### Task instructions
Nothing but the lines from the one containing "Transcribe the text in this document." to the end of the data should be returned, each exactly as written.

### Working data
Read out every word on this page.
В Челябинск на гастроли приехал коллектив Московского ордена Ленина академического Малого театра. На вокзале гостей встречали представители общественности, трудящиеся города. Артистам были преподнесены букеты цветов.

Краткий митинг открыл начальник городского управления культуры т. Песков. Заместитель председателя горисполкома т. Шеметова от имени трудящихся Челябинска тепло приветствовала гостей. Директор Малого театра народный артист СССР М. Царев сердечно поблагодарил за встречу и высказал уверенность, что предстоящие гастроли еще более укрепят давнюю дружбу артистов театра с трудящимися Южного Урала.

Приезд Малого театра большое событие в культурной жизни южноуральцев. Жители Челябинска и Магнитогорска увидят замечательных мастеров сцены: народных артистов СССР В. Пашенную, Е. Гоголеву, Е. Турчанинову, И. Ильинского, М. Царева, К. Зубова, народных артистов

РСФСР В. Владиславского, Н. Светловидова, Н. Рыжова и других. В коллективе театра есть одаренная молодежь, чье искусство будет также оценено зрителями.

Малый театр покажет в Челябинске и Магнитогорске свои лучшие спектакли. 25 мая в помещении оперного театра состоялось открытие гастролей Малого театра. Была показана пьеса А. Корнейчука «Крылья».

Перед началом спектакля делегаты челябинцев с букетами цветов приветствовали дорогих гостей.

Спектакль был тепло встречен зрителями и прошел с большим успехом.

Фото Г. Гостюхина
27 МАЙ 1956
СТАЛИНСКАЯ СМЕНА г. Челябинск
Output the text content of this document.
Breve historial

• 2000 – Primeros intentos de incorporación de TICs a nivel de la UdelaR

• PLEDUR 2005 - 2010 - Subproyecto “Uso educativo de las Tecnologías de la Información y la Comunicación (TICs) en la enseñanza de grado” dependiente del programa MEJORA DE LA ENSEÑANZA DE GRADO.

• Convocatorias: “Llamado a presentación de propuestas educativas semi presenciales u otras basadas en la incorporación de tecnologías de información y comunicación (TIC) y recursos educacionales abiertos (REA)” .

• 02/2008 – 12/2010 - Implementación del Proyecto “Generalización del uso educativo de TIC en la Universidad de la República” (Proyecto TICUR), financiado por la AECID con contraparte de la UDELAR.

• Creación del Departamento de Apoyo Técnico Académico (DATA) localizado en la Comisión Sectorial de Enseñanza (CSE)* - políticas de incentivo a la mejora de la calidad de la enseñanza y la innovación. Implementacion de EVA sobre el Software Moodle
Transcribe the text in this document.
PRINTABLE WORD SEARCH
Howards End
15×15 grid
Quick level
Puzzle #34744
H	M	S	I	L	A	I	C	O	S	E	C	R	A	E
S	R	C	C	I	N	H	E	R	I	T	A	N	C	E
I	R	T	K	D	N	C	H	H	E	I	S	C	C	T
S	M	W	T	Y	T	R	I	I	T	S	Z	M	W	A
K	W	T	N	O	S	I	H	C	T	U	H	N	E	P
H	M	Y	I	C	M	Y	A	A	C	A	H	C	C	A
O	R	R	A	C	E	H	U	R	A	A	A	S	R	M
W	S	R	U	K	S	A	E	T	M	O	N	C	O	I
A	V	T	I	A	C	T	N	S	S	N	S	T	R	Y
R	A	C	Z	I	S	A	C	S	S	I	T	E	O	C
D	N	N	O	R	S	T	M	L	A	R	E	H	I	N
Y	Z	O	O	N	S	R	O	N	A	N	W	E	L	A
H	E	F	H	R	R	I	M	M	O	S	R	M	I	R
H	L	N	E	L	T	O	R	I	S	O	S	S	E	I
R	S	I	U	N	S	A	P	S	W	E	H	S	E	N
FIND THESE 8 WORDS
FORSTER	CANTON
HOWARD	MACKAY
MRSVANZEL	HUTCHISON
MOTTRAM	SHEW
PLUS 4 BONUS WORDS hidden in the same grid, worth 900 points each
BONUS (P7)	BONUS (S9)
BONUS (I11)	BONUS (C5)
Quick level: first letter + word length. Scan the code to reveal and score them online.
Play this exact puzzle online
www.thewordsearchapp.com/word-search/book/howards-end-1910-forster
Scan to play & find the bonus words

### Written solution
Transcribe the text in this document.
PRINTABLE WORD SEARCH
Howards End
15×15 grid
Quick level
Puzzle #34744
H	M	S	I	L	A	I	C	O	S	E	C	R	A	E
S	R	C	C	I	N	H	E	R	I	T	A	N	C	E
I	R	T	K	D	N	C	H	H	E	I	S	C	C	T
S	M	W	T	Y	T	R	I	I	T	S	Z	M	W	A
K	W	T	N	O	S	I	H	C	T	U	H	N	E	P
H	M	Y	I	C	M	Y	A	A	C	A	H	C	C	A
O	R	R	A	C	E	H	U	R	A	A	A	S	R	M
W	S	R	U	K	S	A	E	T	M	O	N	C	O	I
A	V	T	I	A	C	T	N	S	S	N	S	T	R	Y
R	A	C	Z	I	S	A	C	S	S	I	T	E	O	C
D	N	N	O	R	S	T	M	L	A	R	E	H	I	N
Y	Z	O	O	N	S	R	O	N	A	N	W	E	L	A
H	E	F	H	R	R	I	M	M	O	S	R	M	I	R
H	L	N	E	L	T	O	R	I	S	O	S	S	E	I
R	S	I	U	N	S	A	P	S	W	E	H	S	E	N
FIND THESE 8 WORDS
FORSTER	CANTON
HOWARD	MACKAY
MRSVANZEL	HUTCHISON
MOTTRAM	SHEW
PLUS 4 BONUS WORDS hidden in the same grid, worth 900 points each
BONUS (P7)	BONUS (S9)
BONUS (I11)	BONUS (C5)
Quick level: first letter + word length. Scan the code to reveal and score them online.
Play this exact puzzle online
www.thewordsearchapp.com/word-search/book/howards-end-1910-forster
Scan to play & find the bonus words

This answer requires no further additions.